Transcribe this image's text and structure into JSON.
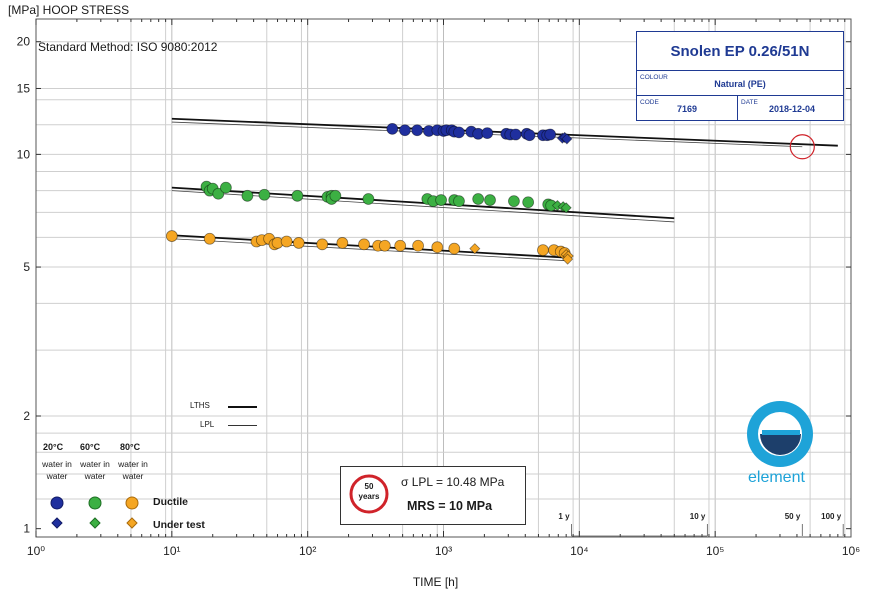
{
  "y_axis_title": "[MPa] HOOP STRESS",
  "x_axis_title": "TIME [h]",
  "standard_method": "Standard Method: ISO 9080:2012",
  "product": {
    "name": "Snolen EP 0.26/51N",
    "colour_label": "COLOUR",
    "colour_value": "Natural (PE)",
    "code_label": "CODE",
    "code_value": "7169",
    "date_label": "DATE",
    "date_value": "2018-12-04"
  },
  "line_legend": {
    "lths": "LTHS",
    "lpl": "LPL"
  },
  "marker_legend": {
    "temps": [
      "20°C",
      "60°C",
      "80°C"
    ],
    "medium": [
      "water in water",
      "water in water",
      "water in water"
    ],
    "ductile_label": "Ductile",
    "under_test_label": "Under test",
    "colors": [
      "#1f2f9e",
      "#3cb043",
      "#f5a623"
    ]
  },
  "badge": {
    "line1": "50",
    "line2": "years"
  },
  "lpl_text": "σ LPL = 10.48 MPa",
  "mrs_text": "MRS =  10 MPa",
  "time_markers": [
    "1 y",
    "10 y",
    "50  y",
    "100  y"
  ],
  "logo_text": "element",
  "chart_data": {
    "type": "scatter",
    "x_scale": "log",
    "y_scale": "log",
    "xlim": [
      1,
      1000000
    ],
    "ylim": [
      0.95,
      23
    ],
    "x_ticks": [
      1,
      10,
      100,
      1000,
      10000,
      100000,
      1000000
    ],
    "x_tick_labels": [
      "10⁰",
      "10¹",
      "10²",
      "10³",
      "10⁴",
      "10⁵",
      "10⁶"
    ],
    "y_ticks": [
      1,
      2,
      5,
      10,
      15,
      20
    ],
    "y_tick_labels": [
      "1",
      "2",
      "5",
      "10",
      "15",
      "20"
    ],
    "grid": true,
    "target_point": {
      "x": 438000,
      "y": 10.48
    },
    "regression_lines": [
      {
        "temp": "20°C",
        "lths": [
          [
            10,
            12.45
          ],
          [
            800000,
            10.55
          ]
        ],
        "lpl": [
          [
            10,
            12.2
          ],
          [
            438000,
            10.48
          ]
        ]
      },
      {
        "temp": "60°C",
        "lths": [
          [
            10,
            8.15
          ],
          [
            50000,
            6.75
          ]
        ],
        "lpl": [
          [
            10,
            8.0
          ],
          [
            50000,
            6.6
          ]
        ]
      },
      {
        "temp": "80°C",
        "lths": [
          [
            10,
            6.08
          ],
          [
            8000,
            5.3
          ]
        ],
        "lpl": [
          [
            10,
            5.95
          ],
          [
            8000,
            5.2
          ]
        ]
      }
    ],
    "series": [
      {
        "name": "20°C Ductile",
        "color": "#1f2f9e",
        "marker": "circle",
        "points": [
          [
            420,
            11.7
          ],
          [
            520,
            11.6
          ],
          [
            640,
            11.6
          ],
          [
            780,
            11.55
          ],
          [
            900,
            11.6
          ],
          [
            1000,
            11.55
          ],
          [
            1050,
            11.6
          ],
          [
            1150,
            11.6
          ],
          [
            1200,
            11.5
          ],
          [
            1300,
            11.45
          ],
          [
            1600,
            11.5
          ],
          [
            1800,
            11.35
          ],
          [
            2100,
            11.4
          ],
          [
            2900,
            11.35
          ],
          [
            3100,
            11.3
          ],
          [
            3400,
            11.3
          ],
          [
            4100,
            11.35
          ],
          [
            4300,
            11.25
          ],
          [
            5400,
            11.25
          ],
          [
            5800,
            11.25
          ],
          [
            6100,
            11.3
          ]
        ]
      },
      {
        "name": "20°C Under test",
        "color": "#1f2f9e",
        "marker": "diamond",
        "points": [
          [
            7500,
            11.05
          ],
          [
            7800,
            11.1
          ],
          [
            8100,
            11.0
          ]
        ]
      },
      {
        "name": "60°C Ductile",
        "color": "#3cb043",
        "marker": "circle",
        "points": [
          [
            18,
            8.2
          ],
          [
            19,
            8.0
          ],
          [
            20,
            8.1
          ],
          [
            22,
            7.85
          ],
          [
            25,
            8.15
          ],
          [
            36,
            7.75
          ],
          [
            48,
            7.8
          ],
          [
            84,
            7.75
          ],
          [
            140,
            7.7
          ],
          [
            150,
            7.75
          ],
          [
            150,
            7.6
          ],
          [
            160,
            7.75
          ],
          [
            280,
            7.6
          ],
          [
            760,
            7.6
          ],
          [
            840,
            7.5
          ],
          [
            960,
            7.55
          ],
          [
            1200,
            7.55
          ],
          [
            1300,
            7.5
          ],
          [
            1800,
            7.6
          ],
          [
            2200,
            7.55
          ],
          [
            3300,
            7.5
          ],
          [
            4200,
            7.45
          ],
          [
            5900,
            7.35
          ],
          [
            6200,
            7.3
          ]
        ]
      },
      {
        "name": "60°C Under test",
        "color": "#3cb043",
        "marker": "diamond",
        "points": [
          [
            6900,
            7.3
          ],
          [
            7600,
            7.25
          ],
          [
            8000,
            7.2
          ]
        ]
      },
      {
        "name": "80°C Ductile",
        "color": "#f5a623",
        "marker": "circle",
        "points": [
          [
            10,
            6.05
          ],
          [
            19,
            5.95
          ],
          [
            42,
            5.85
          ],
          [
            46,
            5.9
          ],
          [
            52,
            5.95
          ],
          [
            57,
            5.75
          ],
          [
            60,
            5.8
          ],
          [
            70,
            5.85
          ],
          [
            86,
            5.8
          ],
          [
            128,
            5.75
          ],
          [
            180,
            5.8
          ],
          [
            260,
            5.75
          ],
          [
            330,
            5.7
          ],
          [
            370,
            5.7
          ],
          [
            480,
            5.7
          ],
          [
            650,
            5.7
          ],
          [
            900,
            5.65
          ],
          [
            1200,
            5.6
          ],
          [
            5400,
            5.55
          ],
          [
            6500,
            5.55
          ],
          [
            7300,
            5.5
          ],
          [
            7800,
            5.45
          ]
        ]
      },
      {
        "name": "80°C Under test",
        "color": "#f5a623",
        "marker": "diamond",
        "points": [
          [
            1700,
            5.6
          ],
          [
            8000,
            5.4
          ],
          [
            8300,
            5.35
          ],
          [
            8200,
            5.25
          ]
        ]
      }
    ]
  }
}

Task directions: Restate the entire listing word for word, excluding pictures.

Task answer:
Transcribe this image's text and structure into JSON.
{
  "y_axis_title": "[MPa] HOOP STRESS",
  "x_axis_title": "TIME [h]",
  "standard_method": "Standard Method: ISO 9080:2012",
  "product": {
    "name": "Snolen EP 0.26/51N",
    "colour_label": "COLOUR",
    "colour_value": "Natural (PE)",
    "code_label": "CODE",
    "code_value": "7169",
    "date_label": "DATE",
    "date_value": "2018-12-04"
  },
  "line_legend": {
    "lths": "LTHS",
    "lpl": "LPL"
  },
  "marker_legend": {
    "temps": [
      "20°C",
      "60°C",
      "80°C"
    ],
    "medium": [
      "water in water",
      "water in water",
      "water in water"
    ],
    "ductile_label": "Ductile",
    "under_test_label": "Under test",
    "colors": [
      "#1f2f9e",
      "#3cb043",
      "#f5a623"
    ]
  },
  "badge": {
    "line1": "50",
    "line2": "years"
  },
  "lpl_text": "σ LPL = 10.48 MPa",
  "mrs_text": "MRS =  10 MPa",
  "time_markers": [
    "1 y",
    "10 y",
    "50  y",
    "100  y"
  ],
  "logo_text": "element",
  "chart_data": {
    "type": "scatter",
    "x_scale": "log",
    "y_scale": "log",
    "xlim": [
      1,
      1000000
    ],
    "ylim": [
      0.95,
      23
    ],
    "x_ticks": [
      1,
      10,
      100,
      1000,
      10000,
      100000,
      1000000
    ],
    "x_tick_labels": [
      "10⁰",
      "10¹",
      "10²",
      "10³",
      "10⁴",
      "10⁵",
      "10⁶"
    ],
    "y_ticks": [
      1,
      2,
      5,
      10,
      15,
      20
    ],
    "y_tick_labels": [
      "1",
      "2",
      "5",
      "10",
      "15",
      "20"
    ],
    "grid": true,
    "target_point": {
      "x": 438000,
      "y": 10.48
    },
    "regression_lines": [
      {
        "temp": "20°C",
        "lths": [
          [
            10,
            12.45
          ],
          [
            800000,
            10.55
          ]
        ],
        "lpl": [
          [
            10,
            12.2
          ],
          [
            438000,
            10.48
          ]
        ]
      },
      {
        "temp": "60°C",
        "lths": [
          [
            10,
            8.15
          ],
          [
            50000,
            6.75
          ]
        ],
        "lpl": [
          [
            10,
            8.0
          ],
          [
            50000,
            6.6
          ]
        ]
      },
      {
        "temp": "80°C",
        "lths": [
          [
            10,
            6.08
          ],
          [
            8000,
            5.3
          ]
        ],
        "lpl": [
          [
            10,
            5.95
          ],
          [
            8000,
            5.2
          ]
        ]
      }
    ],
    "series": [
      {
        "name": "20°C Ductile",
        "color": "#1f2f9e",
        "marker": "circle",
        "points": [
          [
            420,
            11.7
          ],
          [
            520,
            11.6
          ],
          [
            640,
            11.6
          ],
          [
            780,
            11.55
          ],
          [
            900,
            11.6
          ],
          [
            1000,
            11.55
          ],
          [
            1050,
            11.6
          ],
          [
            1150,
            11.6
          ],
          [
            1200,
            11.5
          ],
          [
            1300,
            11.45
          ],
          [
            1600,
            11.5
          ],
          [
            1800,
            11.35
          ],
          [
            2100,
            11.4
          ],
          [
            2900,
            11.35
          ],
          [
            3100,
            11.3
          ],
          [
            3400,
            11.3
          ],
          [
            4100,
            11.35
          ],
          [
            4300,
            11.25
          ],
          [
            5400,
            11.25
          ],
          [
            5800,
            11.25
          ],
          [
            6100,
            11.3
          ]
        ]
      },
      {
        "name": "20°C Under test",
        "color": "#1f2f9e",
        "marker": "diamond",
        "points": [
          [
            7500,
            11.05
          ],
          [
            7800,
            11.1
          ],
          [
            8100,
            11.0
          ]
        ]
      },
      {
        "name": "60°C Ductile",
        "color": "#3cb043",
        "marker": "circle",
        "points": [
          [
            18,
            8.2
          ],
          [
            19,
            8.0
          ],
          [
            20,
            8.1
          ],
          [
            22,
            7.85
          ],
          [
            25,
            8.15
          ],
          [
            36,
            7.75
          ],
          [
            48,
            7.8
          ],
          [
            84,
            7.75
          ],
          [
            140,
            7.7
          ],
          [
            150,
            7.75
          ],
          [
            150,
            7.6
          ],
          [
            160,
            7.75
          ],
          [
            280,
            7.6
          ],
          [
            760,
            7.6
          ],
          [
            840,
            7.5
          ],
          [
            960,
            7.55
          ],
          [
            1200,
            7.55
          ],
          [
            1300,
            7.5
          ],
          [
            1800,
            7.6
          ],
          [
            2200,
            7.55
          ],
          [
            3300,
            7.5
          ],
          [
            4200,
            7.45
          ],
          [
            5900,
            7.35
          ],
          [
            6200,
            7.3
          ]
        ]
      },
      {
        "name": "60°C Under test",
        "color": "#3cb043",
        "marker": "diamond",
        "points": [
          [
            6900,
            7.3
          ],
          [
            7600,
            7.25
          ],
          [
            8000,
            7.2
          ]
        ]
      },
      {
        "name": "80°C Ductile",
        "color": "#f5a623",
        "marker": "circle",
        "points": [
          [
            10,
            6.05
          ],
          [
            19,
            5.95
          ],
          [
            42,
            5.85
          ],
          [
            46,
            5.9
          ],
          [
            52,
            5.95
          ],
          [
            57,
            5.75
          ],
          [
            60,
            5.8
          ],
          [
            70,
            5.85
          ],
          [
            86,
            5.8
          ],
          [
            128,
            5.75
          ],
          [
            180,
            5.8
          ],
          [
            260,
            5.75
          ],
          [
            330,
            5.7
          ],
          [
            370,
            5.7
          ],
          [
            480,
            5.7
          ],
          [
            650,
            5.7
          ],
          [
            900,
            5.65
          ],
          [
            1200,
            5.6
          ],
          [
            5400,
            5.55
          ],
          [
            6500,
            5.55
          ],
          [
            7300,
            5.5
          ],
          [
            7800,
            5.45
          ]
        ]
      },
      {
        "name": "80°C Under test",
        "color": "#f5a623",
        "marker": "diamond",
        "points": [
          [
            1700,
            5.6
          ],
          [
            8000,
            5.4
          ],
          [
            8300,
            5.35
          ],
          [
            8200,
            5.25
          ]
        ]
      }
    ]
  }
}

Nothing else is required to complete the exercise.